● Objectif 1:
Modifiez un passage de l'entretien sur l'économie sociale et solidaire : reprenez-le à partir des mots « WMC: Tout d’abord » jusqu'aux mots « européen à Bruxelles. » inclus, en substituant « Strasbourg » à « Bruxelles ».
● Objectif 2:
D'après l'entretien sur l'économie sociale et solidaire, quelle structure organise le colloque de Tunis ?

Les 18 et 19 octobre prochain à Tunis aura lieu un colloque international parrainé par la Tunisie et le Luxembourg  et intitulé : «l’Économie Sociale et Solidaire en Tunisie : le Temps de l’action».

Entretien.

WMC: Tout d’abord pourquoi une courtière en assurance et en réassurances comme vous a préféré être une partie prenante dans l’organisation d’un forum à propos de l’économie Sociale et solidaire plutôt que traiter un thème étroitement lié à vos activités dans le secteur des Finances? 

Samira Labidi: Effectivement, je suis courtière en réassurances et en banques, et c’est plutôt un atout pour moi car mon activité s’est toujours inscrite dans une démarche inclusive à travers les produits que je conçois. L’intérêt que je porte à l’économie sociale et solidaire (ESS) n’est pas le fruit d’un hasard. Il est le résultat d’un cheminement et des formations suivies au Luxembourg ; pays pionnier, mais aussi des rencontres organisées au cœur de l’Europe par le comité économique et social européen à Bruxelles.

Entreprendre au Maghreb organise ce colloque avec l’appui du ministère de l’Emploi et de la Formation professionnelle, du BIT (Bureau International du Travail) et en partenariat avec le Luxembourg.

En quoi votre travail dans le secteur financier vous a soutenu dans vos activités associatives ?

● Données enregistrées:
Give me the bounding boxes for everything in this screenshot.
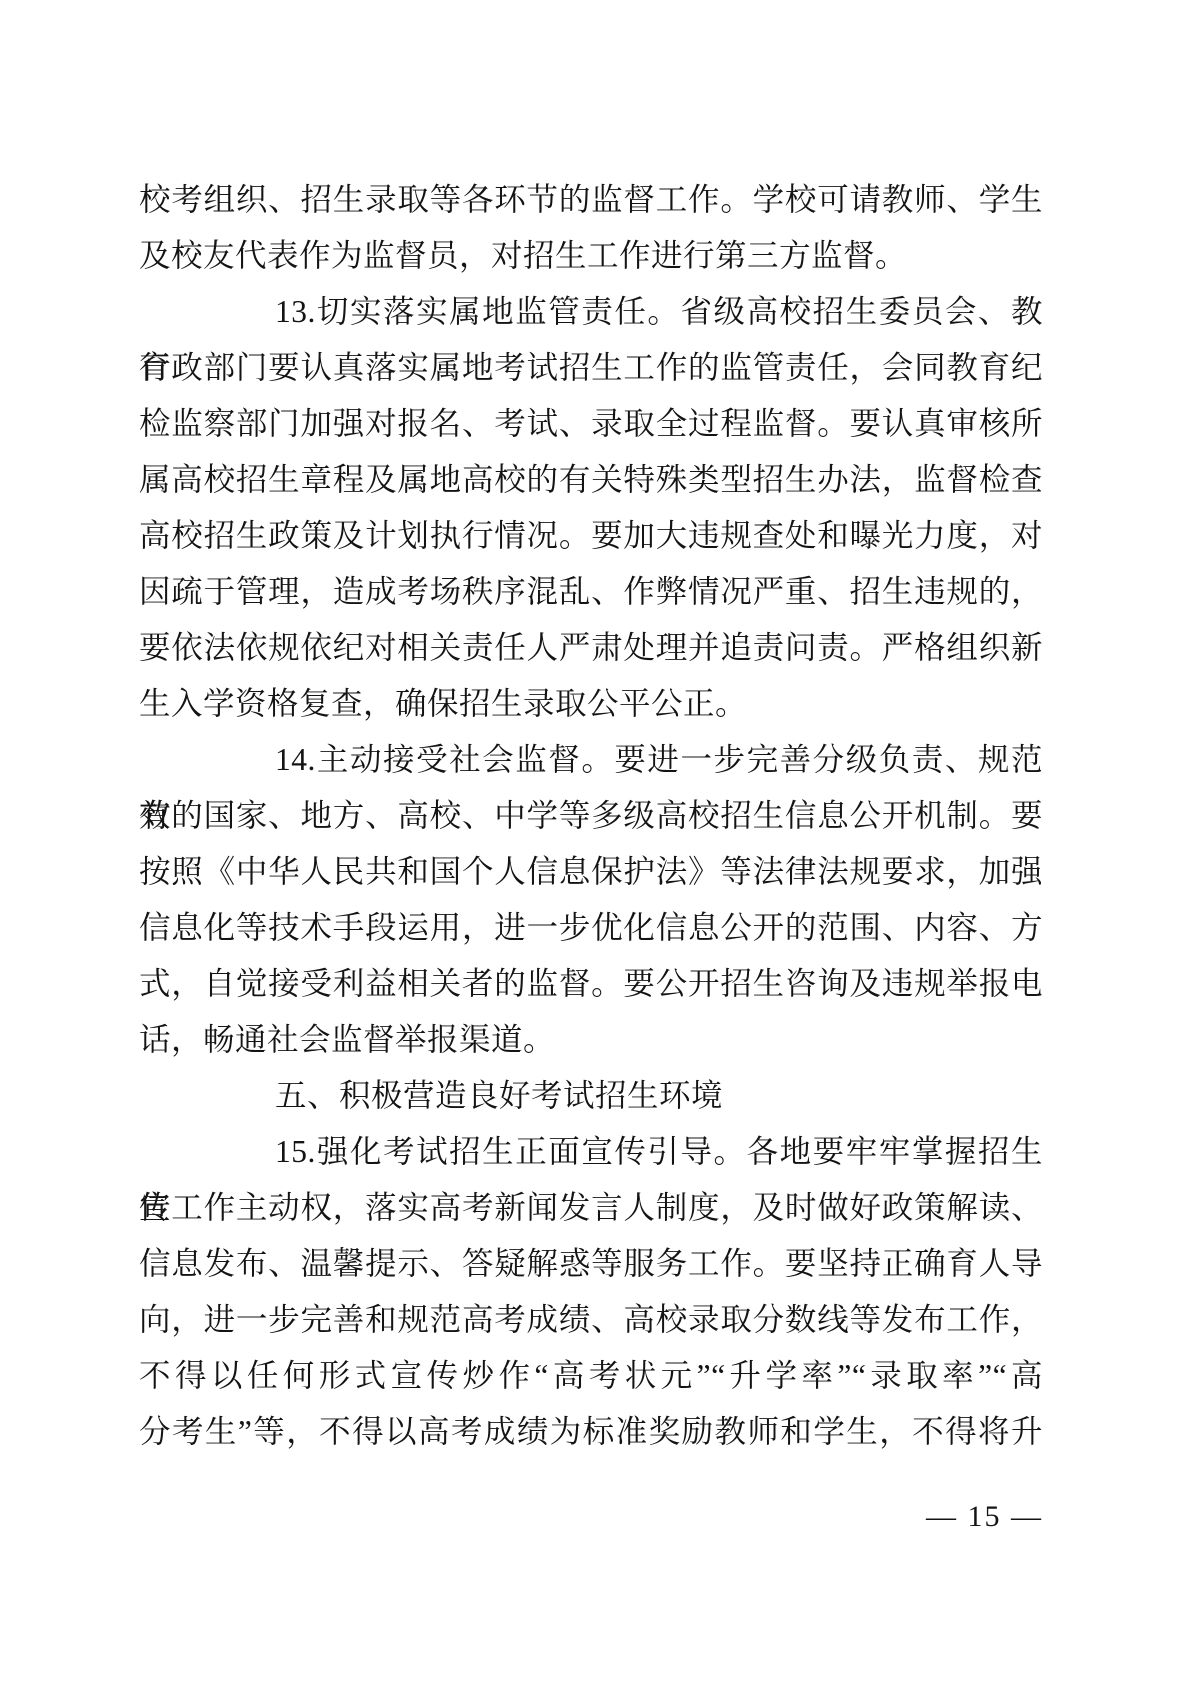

● Résultat attendu 1:
WMC: Tout d’abord pourquoi une courtière en assurance et en réassurances comme vous a préféré être une partie prenante dans l’organisation d’un forum à propos de l’économie Sociale et solidaire plutôt que traiter un thème étroitement lié à vos activités dans le secteur des Finances? 

Samira Labidi: Effectivement, je suis courtière en réassurances et en banques, et c’est plutôt un atout pour moi car mon activité s’est toujours inscrite dans une démarche inclusive à travers les produits que je conçois. L’intérêt que je porte à l’économie sociale et solidaire (ESS) n’est pas le fruit d’un hasard. Il est le résultat d’un cheminement et des formations suivies au Luxembourg ; pays pionnier, mais aussi des rencontres organisées au cœur de l’Europe par le comité économique et social européen à Strasbourg.

● Résultat attendu 2:
Entreprendre au Maghreb.